§ SET TASK
Identify and reproduce every line holding the string "行情数据".

begin INFORMATION SUPPLIED

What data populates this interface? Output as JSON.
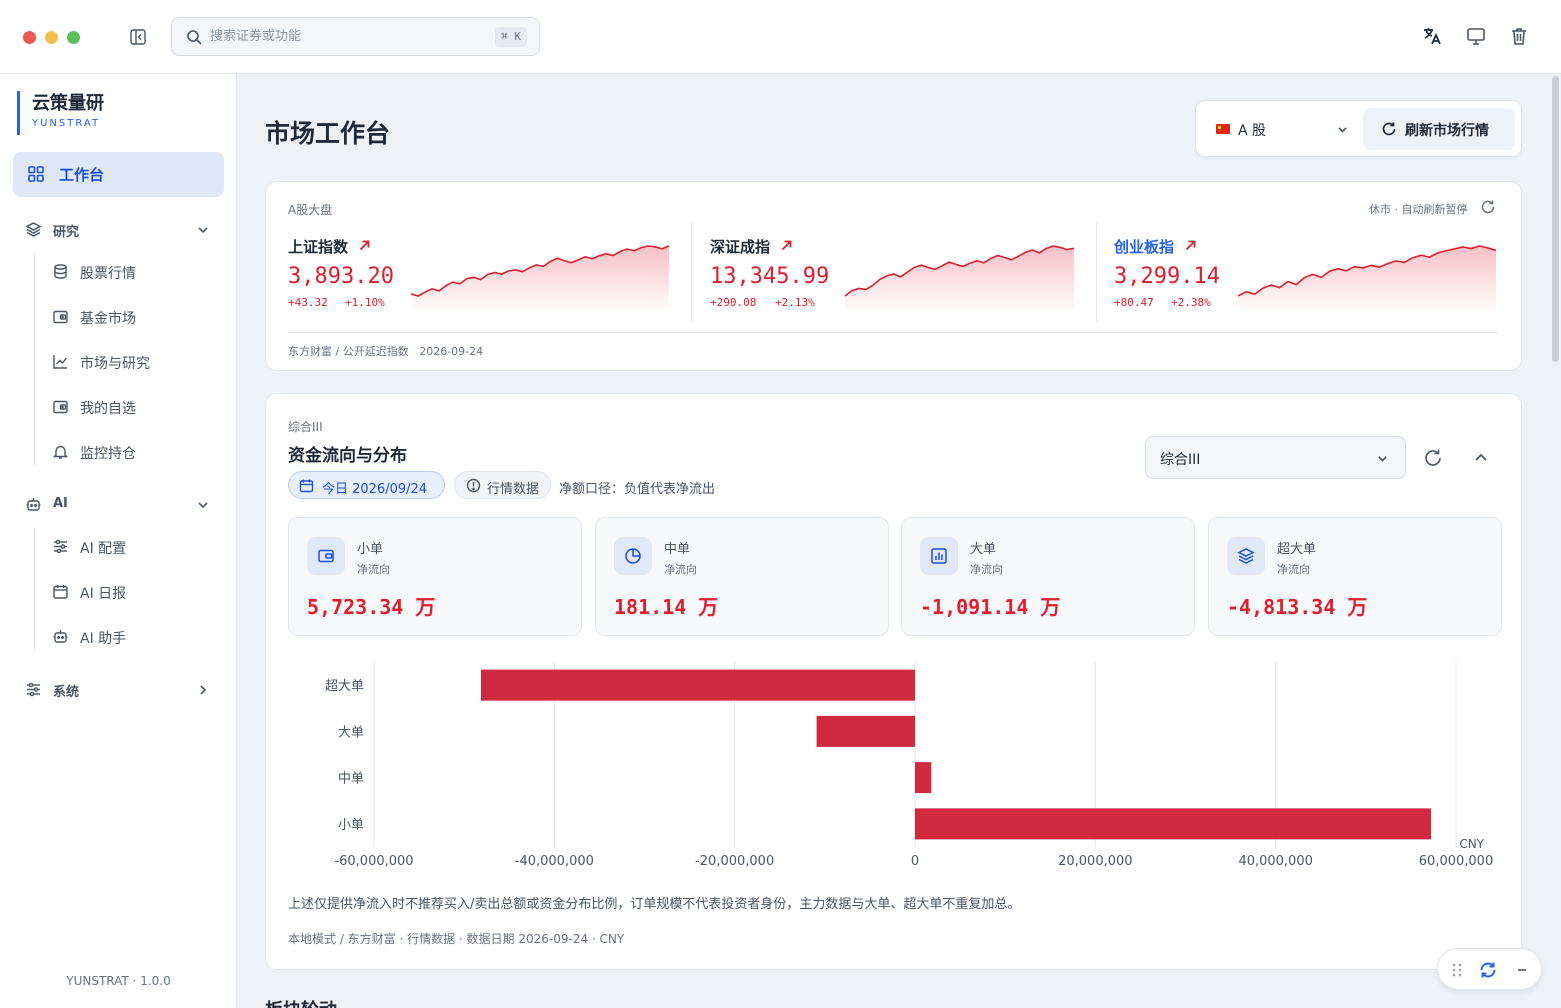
{
  "titlebar": {
    "search_placeholder": "搜索证券或功能",
    "shortcut": "⌘ K"
  },
  "sidebar": {
    "brand_title": "云策量研",
    "brand_sub": "YUNSTRAT",
    "active_item": "工作台",
    "groups": [
      {
        "label": "研究",
        "items": [
          "股票行情",
          "基金市场",
          "市场与研究",
          "我的自选",
          "监控持仓"
        ]
      },
      {
        "label": "AI",
        "items": [
          "AI 配置",
          "AI 日报",
          "AI 助手"
        ]
      },
      {
        "label": "系统",
        "items": []
      }
    ],
    "version": "YUNSTRAT · 1.0.0"
  },
  "header": {
    "page_title": "市场工作台",
    "market": "A 股",
    "refresh_label": "刷新市场行情"
  },
  "indices_card": {
    "label": "A股大盘",
    "status": "休市 · 自动刷新暂停",
    "source": "东方财富 / 公开延迟指数",
    "date": "2026-09-24",
    "indices": [
      {
        "name": "上证指数",
        "value": "3,893.20",
        "change": "+43.32",
        "pct": "+1.10%",
        "trend": [
          3851.6,
          3849.8,
          3853.1,
          3856.0,
          3854.2,
          3858.7,
          3861.9,
          3860.3,
          3864.8,
          3866.1,
          3864.0,
          3868.5,
          3870.2,
          3868.8,
          3871.6,
          3872.4,
          3870.9,
          3874.3,
          3876.8,
          3875.5,
          3879.9,
          3882.6,
          3880.4,
          3878.7,
          3881.2,
          3883.9,
          3882.1,
          3884.8,
          3886.3,
          3885.0,
          3888.4,
          3890.6,
          3889.1,
          3891.8,
          3893.2,
          3892.5,
          3890.8,
          3893.2
        ]
      },
      {
        "name": "深证成指",
        "value": "13,345.99",
        "change": "+290.08",
        "pct": "+2.13%",
        "trend": [
          13056,
          13088,
          13102,
          13095,
          13120,
          13156,
          13178,
          13190,
          13172,
          13201,
          13230,
          13244,
          13229,
          13218,
          13240,
          13262,
          13248,
          13236,
          13255,
          13270,
          13258,
          13284,
          13302,
          13290,
          13276,
          13298,
          13321,
          13336,
          13318,
          13345,
          13360,
          13352,
          13338,
          13346
        ]
      },
      {
        "name": "创业板指",
        "value": "3,299.14",
        "change": "+80.47",
        "pct": "+2.38%",
        "trend": [
          3218.7,
          3226.3,
          3221.9,
          3232.6,
          3238.1,
          3233.4,
          3244.2,
          3238.7,
          3251.3,
          3256.8,
          3251.6,
          3262.4,
          3266.9,
          3263.1,
          3270.4,
          3268.2,
          3272.8,
          3269.5,
          3276.1,
          3280.7,
          3277.9,
          3286.2,
          3290.6,
          3287.3,
          3294.8,
          3298.5,
          3301.7,
          3305.2,
          3302.4,
          3306.9,
          3303.6,
          3299.1
        ]
      }
    ]
  },
  "flow_card": {
    "label": "综合III",
    "title": "资金流向与分布",
    "date_chip": "今日 2026/09/24",
    "data_chip": "行情数据",
    "note": "净额口径：负值代表净流出",
    "select_value": "综合III",
    "summary": [
      {
        "name": "小单",
        "sub": "净流向",
        "value": "5,723.34 万",
        "icon": "wallet-icon"
      },
      {
        "name": "中单",
        "sub": "净流向",
        "value": "181.14 万",
        "icon": "pie-chart-icon"
      },
      {
        "name": "大单",
        "sub": "净流向",
        "value": "-1,091.14 万",
        "icon": "bar-chart-icon"
      },
      {
        "name": "超大单",
        "sub": "净流向",
        "value": "-4,813.34 万",
        "icon": "layers-icon"
      }
    ],
    "disclaimer": "上述仅提供净流入时不推荐买入/卖出总额或资金分布比例，订单规模不代表投资者身份，主力数据与大单、超大单不重复加总。",
    "footer": "本地模式 / 东方财富 · 行情数据 · 数据日期 2026-09-24 · CNY"
  },
  "chart_data": {
    "type": "bar",
    "orientation": "horizontal",
    "categories": [
      "超大单",
      "大单",
      "中单",
      "小单"
    ],
    "values": [
      -48133400,
      -10911400,
      1811400,
      57233400
    ],
    "xlim": [
      -60000000,
      60000000
    ],
    "xticks": [
      -60000000,
      -40000000,
      -20000000,
      0,
      20000000,
      40000000,
      60000000
    ],
    "xtick_labels": [
      "-60,000,000",
      "-40,000,000",
      "-20,000,000",
      "0",
      "20,000,000",
      "40,000,000",
      "60,000,000"
    ],
    "unit": "CNY",
    "grid": true,
    "color": "#d1293f"
  },
  "colors": {
    "accent": "#2563eb",
    "up": "#e11d2e",
    "bar": "#d1293f"
  },
  "bottom_peek": "板块轮动"
}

end INFORMATION SUPPLIED

§ FINAL RESULT
    "data_chip": "行情数据",
    "footer": "本地模式 / 东方财富 · 行情数据 · 数据日期 2026-09-24 · CNY"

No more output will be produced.